Stored data entries:
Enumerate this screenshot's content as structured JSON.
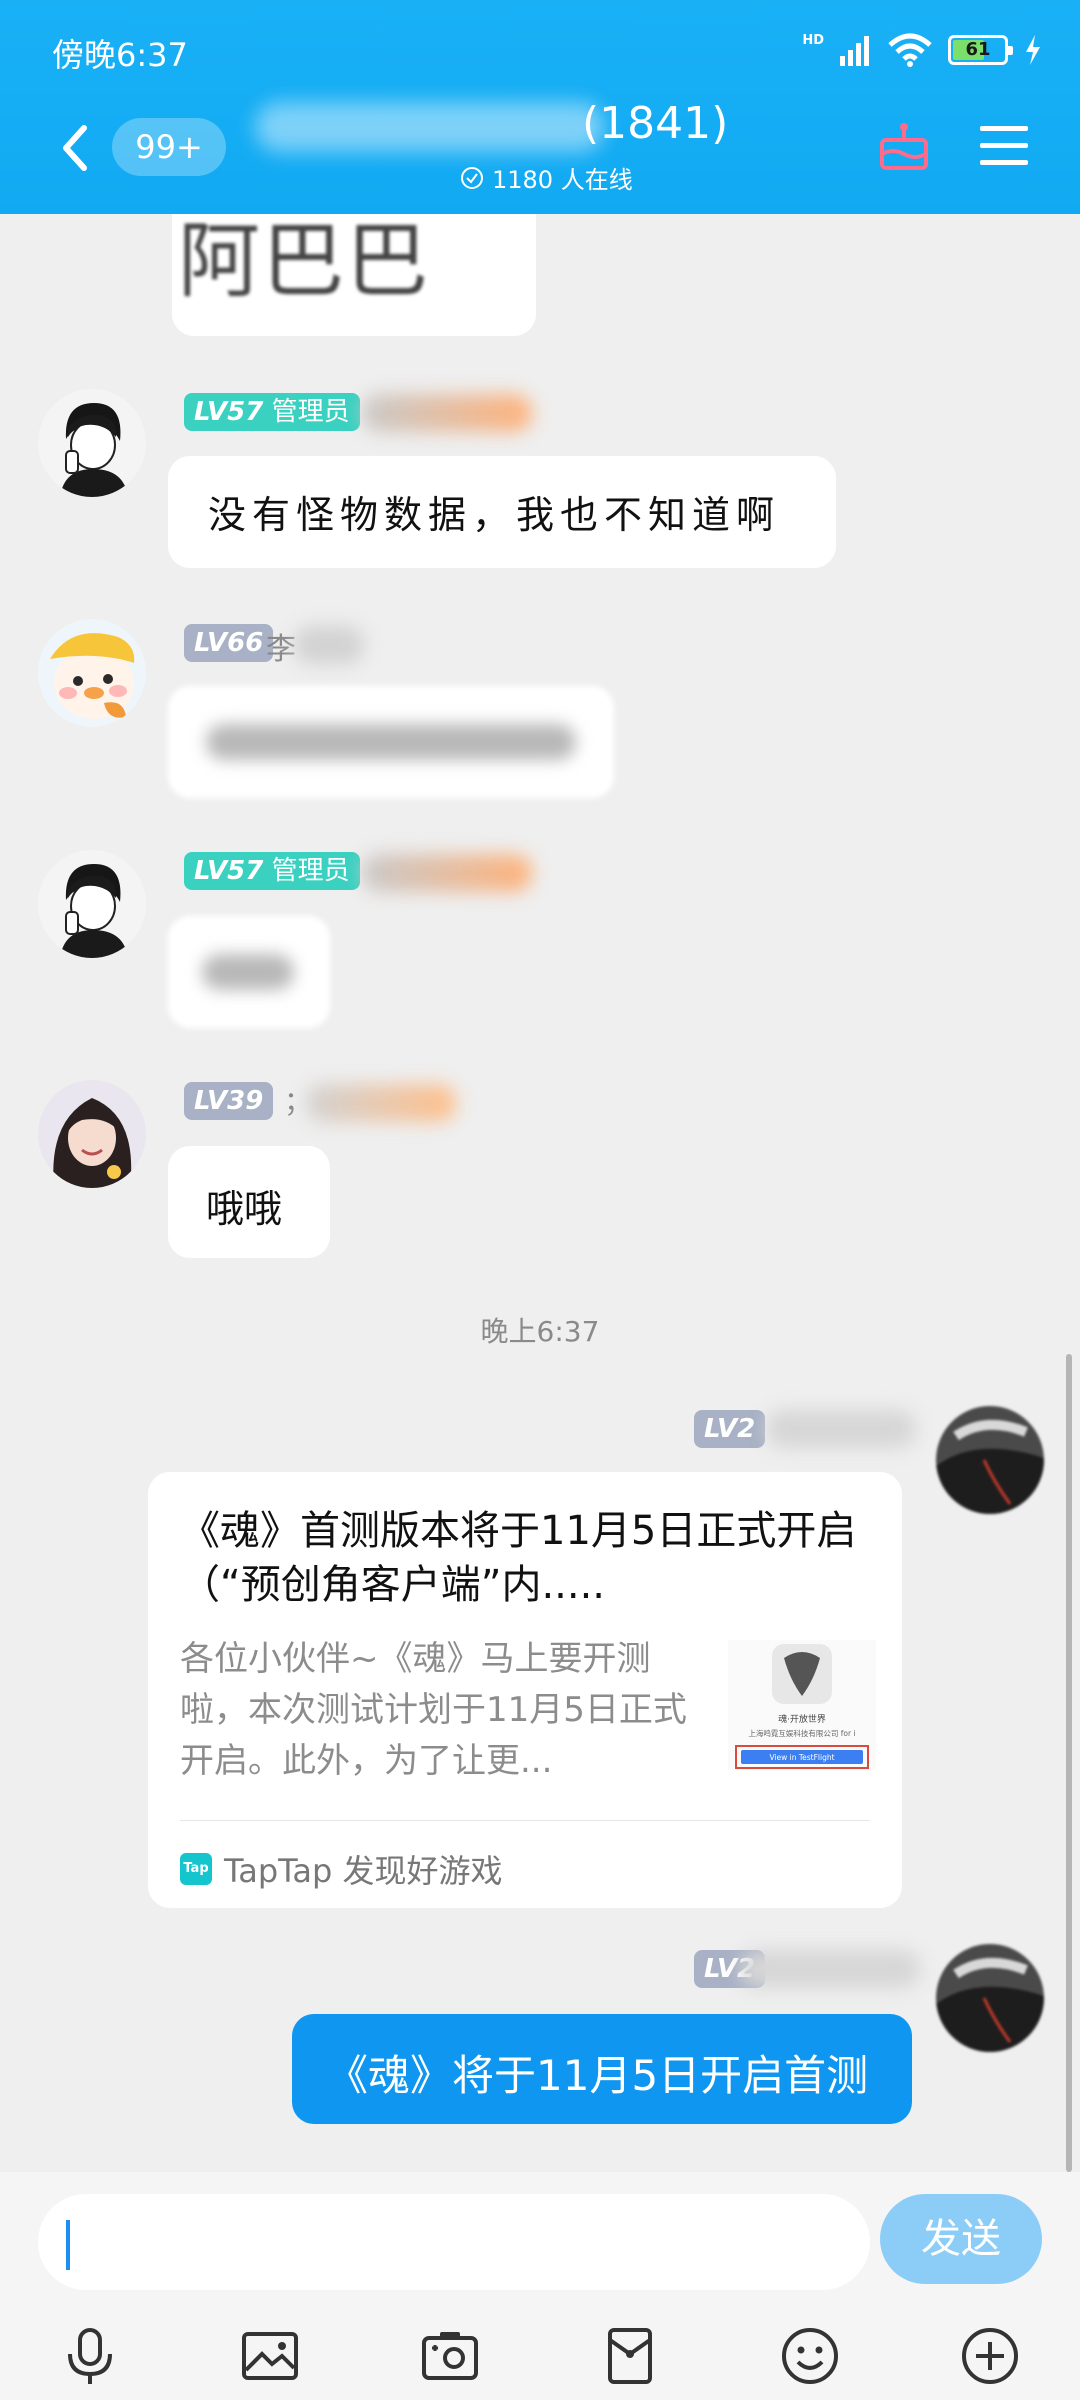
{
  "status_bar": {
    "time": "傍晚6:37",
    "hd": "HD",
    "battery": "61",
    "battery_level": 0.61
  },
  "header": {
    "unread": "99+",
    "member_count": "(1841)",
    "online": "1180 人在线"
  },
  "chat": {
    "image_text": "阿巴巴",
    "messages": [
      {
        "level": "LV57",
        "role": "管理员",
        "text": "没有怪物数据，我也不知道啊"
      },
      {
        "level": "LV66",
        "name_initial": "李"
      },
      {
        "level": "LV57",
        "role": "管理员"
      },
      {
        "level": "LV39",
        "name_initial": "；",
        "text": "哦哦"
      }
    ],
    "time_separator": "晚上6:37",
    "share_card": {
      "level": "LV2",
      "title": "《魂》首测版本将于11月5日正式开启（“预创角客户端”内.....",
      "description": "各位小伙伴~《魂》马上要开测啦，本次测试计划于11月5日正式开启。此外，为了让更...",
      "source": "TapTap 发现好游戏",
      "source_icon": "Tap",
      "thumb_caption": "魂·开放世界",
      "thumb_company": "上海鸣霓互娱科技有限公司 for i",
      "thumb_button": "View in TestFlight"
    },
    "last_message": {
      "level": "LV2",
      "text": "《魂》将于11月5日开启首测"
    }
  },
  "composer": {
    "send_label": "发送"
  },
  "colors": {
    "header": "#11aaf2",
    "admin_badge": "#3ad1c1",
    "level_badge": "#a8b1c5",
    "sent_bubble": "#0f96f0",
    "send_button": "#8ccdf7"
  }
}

...

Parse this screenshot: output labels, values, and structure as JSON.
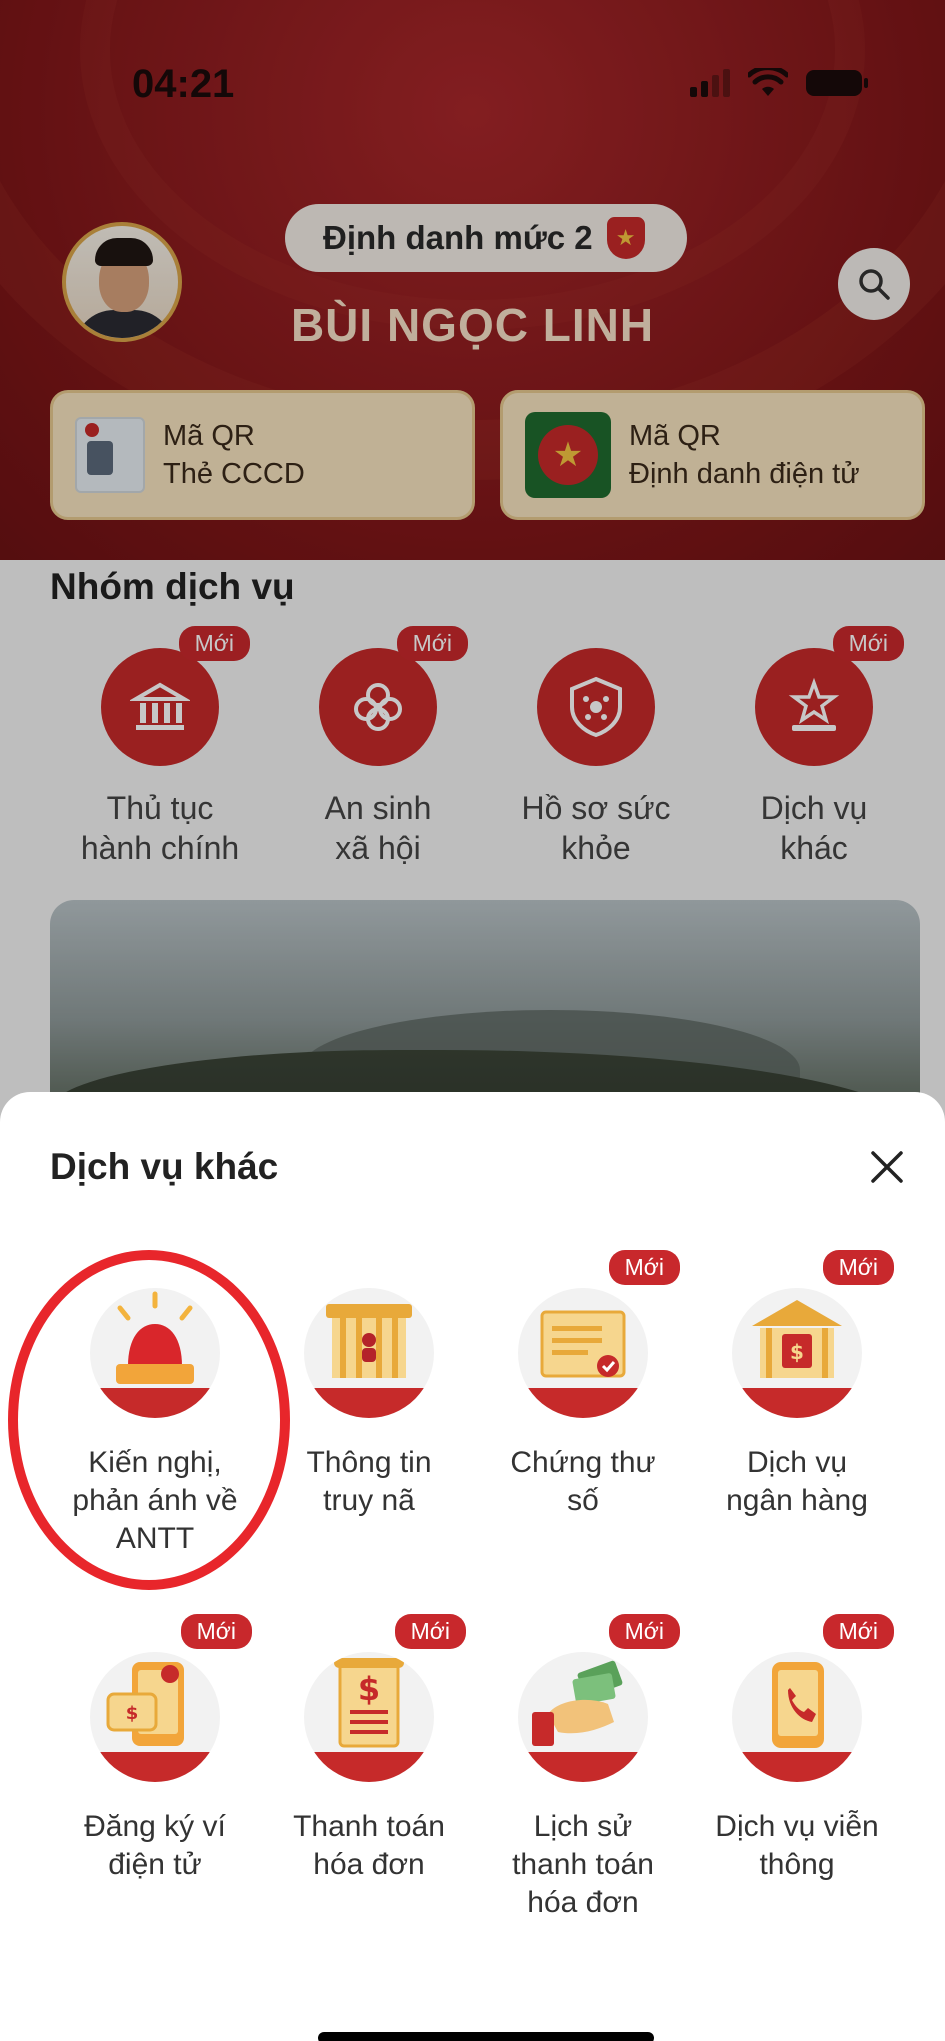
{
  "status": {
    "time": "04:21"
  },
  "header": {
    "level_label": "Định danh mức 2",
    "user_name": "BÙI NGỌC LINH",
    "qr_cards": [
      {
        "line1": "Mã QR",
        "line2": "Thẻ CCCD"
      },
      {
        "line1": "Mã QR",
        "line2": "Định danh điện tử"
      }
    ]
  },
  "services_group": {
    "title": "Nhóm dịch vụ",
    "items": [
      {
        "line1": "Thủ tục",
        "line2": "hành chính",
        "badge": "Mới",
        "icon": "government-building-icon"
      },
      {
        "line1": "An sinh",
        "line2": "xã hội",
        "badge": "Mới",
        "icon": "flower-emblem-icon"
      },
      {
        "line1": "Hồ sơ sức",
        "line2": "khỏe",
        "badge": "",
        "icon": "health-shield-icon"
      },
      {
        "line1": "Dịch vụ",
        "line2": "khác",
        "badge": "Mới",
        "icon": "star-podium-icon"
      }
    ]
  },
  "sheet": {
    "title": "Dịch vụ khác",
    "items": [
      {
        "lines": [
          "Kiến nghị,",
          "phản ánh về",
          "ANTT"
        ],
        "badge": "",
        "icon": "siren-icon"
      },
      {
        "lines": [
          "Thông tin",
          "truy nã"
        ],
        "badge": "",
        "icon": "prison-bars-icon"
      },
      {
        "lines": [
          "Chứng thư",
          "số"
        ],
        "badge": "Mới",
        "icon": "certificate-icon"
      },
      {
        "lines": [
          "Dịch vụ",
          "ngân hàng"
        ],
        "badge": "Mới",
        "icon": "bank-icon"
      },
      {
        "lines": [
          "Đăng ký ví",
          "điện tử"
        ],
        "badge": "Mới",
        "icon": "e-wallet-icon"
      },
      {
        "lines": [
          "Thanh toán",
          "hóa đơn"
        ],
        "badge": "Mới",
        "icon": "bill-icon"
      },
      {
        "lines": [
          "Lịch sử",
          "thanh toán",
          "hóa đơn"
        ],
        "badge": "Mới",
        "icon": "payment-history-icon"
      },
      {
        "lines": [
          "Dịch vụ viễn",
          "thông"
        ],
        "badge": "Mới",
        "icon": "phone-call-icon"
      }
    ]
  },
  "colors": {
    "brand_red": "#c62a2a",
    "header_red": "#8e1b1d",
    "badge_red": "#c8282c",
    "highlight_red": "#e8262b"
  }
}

- **Goal**: Figure out how many lines of the data above include "danh", then give the number and nothing more.

- **Finished exercise**: 2